- [REQUIREMENTS]:
Output every line of the data exactly as it appears.

- [SUPPLIED INFORMATION]:
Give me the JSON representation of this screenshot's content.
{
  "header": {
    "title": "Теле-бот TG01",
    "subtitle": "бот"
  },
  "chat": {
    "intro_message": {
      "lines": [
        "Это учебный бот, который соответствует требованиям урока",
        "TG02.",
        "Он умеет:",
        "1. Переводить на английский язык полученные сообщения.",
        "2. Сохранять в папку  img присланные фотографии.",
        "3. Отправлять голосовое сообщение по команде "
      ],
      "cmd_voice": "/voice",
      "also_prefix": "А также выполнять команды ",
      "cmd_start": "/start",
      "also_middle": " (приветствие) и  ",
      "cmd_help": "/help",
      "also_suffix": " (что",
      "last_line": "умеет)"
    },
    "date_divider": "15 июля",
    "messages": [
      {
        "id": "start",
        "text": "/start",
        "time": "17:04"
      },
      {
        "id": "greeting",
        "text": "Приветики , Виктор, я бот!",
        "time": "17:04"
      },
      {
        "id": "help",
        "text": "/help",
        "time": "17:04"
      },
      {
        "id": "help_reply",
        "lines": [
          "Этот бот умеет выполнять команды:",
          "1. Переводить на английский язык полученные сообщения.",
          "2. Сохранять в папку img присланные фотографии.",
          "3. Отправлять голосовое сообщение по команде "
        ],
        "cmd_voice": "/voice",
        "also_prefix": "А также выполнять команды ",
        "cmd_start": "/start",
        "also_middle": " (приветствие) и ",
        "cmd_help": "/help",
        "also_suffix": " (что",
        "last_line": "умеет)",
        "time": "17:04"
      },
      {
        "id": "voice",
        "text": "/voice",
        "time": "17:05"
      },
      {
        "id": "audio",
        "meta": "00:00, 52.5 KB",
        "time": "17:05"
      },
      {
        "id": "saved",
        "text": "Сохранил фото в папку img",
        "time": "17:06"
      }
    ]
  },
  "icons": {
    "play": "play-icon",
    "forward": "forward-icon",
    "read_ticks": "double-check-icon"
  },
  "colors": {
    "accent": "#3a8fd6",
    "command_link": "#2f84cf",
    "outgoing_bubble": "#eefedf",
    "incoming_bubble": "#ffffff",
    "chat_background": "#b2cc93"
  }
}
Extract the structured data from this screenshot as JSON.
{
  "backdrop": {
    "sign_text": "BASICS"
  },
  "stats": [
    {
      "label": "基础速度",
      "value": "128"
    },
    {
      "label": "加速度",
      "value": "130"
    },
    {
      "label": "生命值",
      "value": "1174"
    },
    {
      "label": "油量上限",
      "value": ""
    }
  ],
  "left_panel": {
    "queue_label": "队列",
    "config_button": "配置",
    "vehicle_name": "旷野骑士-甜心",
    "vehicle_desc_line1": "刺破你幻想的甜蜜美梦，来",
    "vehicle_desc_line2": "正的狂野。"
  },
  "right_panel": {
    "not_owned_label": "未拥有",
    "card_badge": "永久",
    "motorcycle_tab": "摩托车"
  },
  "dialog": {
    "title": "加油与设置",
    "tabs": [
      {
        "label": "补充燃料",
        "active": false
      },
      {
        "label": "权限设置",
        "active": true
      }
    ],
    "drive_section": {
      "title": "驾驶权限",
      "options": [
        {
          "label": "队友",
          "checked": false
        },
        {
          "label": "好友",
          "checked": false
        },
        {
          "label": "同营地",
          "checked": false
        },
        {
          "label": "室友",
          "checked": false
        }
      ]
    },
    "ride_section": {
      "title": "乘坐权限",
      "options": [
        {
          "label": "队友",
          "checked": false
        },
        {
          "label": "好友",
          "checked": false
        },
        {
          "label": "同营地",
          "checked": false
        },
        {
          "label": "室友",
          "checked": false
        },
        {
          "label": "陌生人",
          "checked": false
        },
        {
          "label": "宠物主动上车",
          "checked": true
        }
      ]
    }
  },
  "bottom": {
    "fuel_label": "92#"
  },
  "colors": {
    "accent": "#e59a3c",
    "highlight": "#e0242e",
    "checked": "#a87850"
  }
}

- [RESULT OF THE TASK]:
Give me the JSON representation of this screenshot's content.
{
  "header": {
    "title": "Теле-бот TG01",
    "subtitle": "бот"
  },
  "chat": {
    "intro_message": {
      "lines": [
        "Это учебный бот, который соответствует требованиям урока",
        "TG02.",
        "Он умеет:",
        "1. Переводить на английский язык полученные сообщения.",
        "2. Сохранять в папку  img присланные фотографии.",
        "3. Отправлять голосовое сообщение по команде "
      ],
      "cmd_voice": "/voice",
      "also_prefix": "А также выполнять команды ",
      "cmd_start": "/start",
      "also_middle": " (приветствие) и  ",
      "cmd_help": "/help",
      "also_suffix": " (что",
      "last_line": "умеет)"
    },
    "date_divider": "15 июля",
    "messages": [
      {
        "id": "start",
        "text": "/start",
        "time": "17:04"
      },
      {
        "id": "greeting",
        "text": "Приветики , Виктор, я бот!",
        "time": "17:04"
      },
      {
        "id": "help",
        "text": "/help",
        "time": "17:04"
      },
      {
        "id": "help_reply",
        "lines": [
          "Этот бот умеет выполнять команды:",
          "1. Переводить на английский язык полученные сообщения.",
          "2. Сохранять в папку img присланные фотографии.",
          "3. Отправлять голосовое сообщение по команде "
        ],
        "cmd_voice": "/voice",
        "also_prefix": "А также выполнять команды ",
        "cmd_start": "/start",
        "also_middle": " (приветствие) и ",
        "cmd_help": "/help",
        "also_suffix": " (что",
        "last_line": "умеет)",
        "time": "17:04"
      },
      {
        "id": "voice",
        "text": "/voice",
        "time": "17:05"
      },
      {
        "id": "audio",
        "meta": "00:00, 52.5 KB",
        "time": "17:05"
      },
      {
        "id": "saved",
        "text": "Сохранил фото в папку img",
        "time": "17:06"
      }
    ]
  },
  "icons": {
    "play": "play-icon",
    "forward": "forward-icon",
    "read_ticks": "double-check-icon"
  },
  "colors": {
    "accent": "#3a8fd6",
    "command_link": "#2f84cf",
    "outgoing_bubble": "#eefedf",
    "incoming_bubble": "#ffffff",
    "chat_background": "#b2cc93"
  }
}
Extract the structured data from this screenshot as JSON.
{
  "backdrop": {
    "sign_text": "BASICS"
  },
  "stats": [
    {
      "label": "基础速度",
      "value": "128"
    },
    {
      "label": "加速度",
      "value": "130"
    },
    {
      "label": "生命值",
      "value": "1174"
    },
    {
      "label": "油量上限",
      "value": ""
    }
  ],
  "left_panel": {
    "queue_label": "队列",
    "config_button": "配置",
    "vehicle_name": "旷野骑士-甜心",
    "vehicle_desc_line1": "刺破你幻想的甜蜜美梦，来",
    "vehicle_desc_line2": "正的狂野。"
  },
  "right_panel": {
    "not_owned_label": "未拥有",
    "card_badge": "永久",
    "motorcycle_tab": "摩托车"
  },
  "dialog": {
    "title": "加油与设置",
    "tabs": [
      {
        "label": "补充燃料",
        "active": false
      },
      {
        "label": "权限设置",
        "active": true
      }
    ],
    "drive_section": {
      "title": "驾驶权限",
      "options": [
        {
          "label": "队友",
          "checked": false
        },
        {
          "label": "好友",
          "checked": false
        },
        {
          "label": "同营地",
          "checked": false
        },
        {
          "label": "室友",
          "checked": false
        }
      ]
    },
    "ride_section": {
      "title": "乘坐权限",
      "options": [
        {
          "label": "队友",
          "checked": false
        },
        {
          "label": "好友",
          "checked": false
        },
        {
          "label": "同营地",
          "checked": false
        },
        {
          "label": "室友",
          "checked": false
        },
        {
          "label": "陌生人",
          "checked": false
        },
        {
          "label": "宠物主动上车",
          "checked": true
        }
      ]
    }
  },
  "bottom": {
    "fuel_label": "92#"
  },
  "colors": {
    "accent": "#e59a3c",
    "highlight": "#e0242e",
    "checked": "#a87850"
  }
}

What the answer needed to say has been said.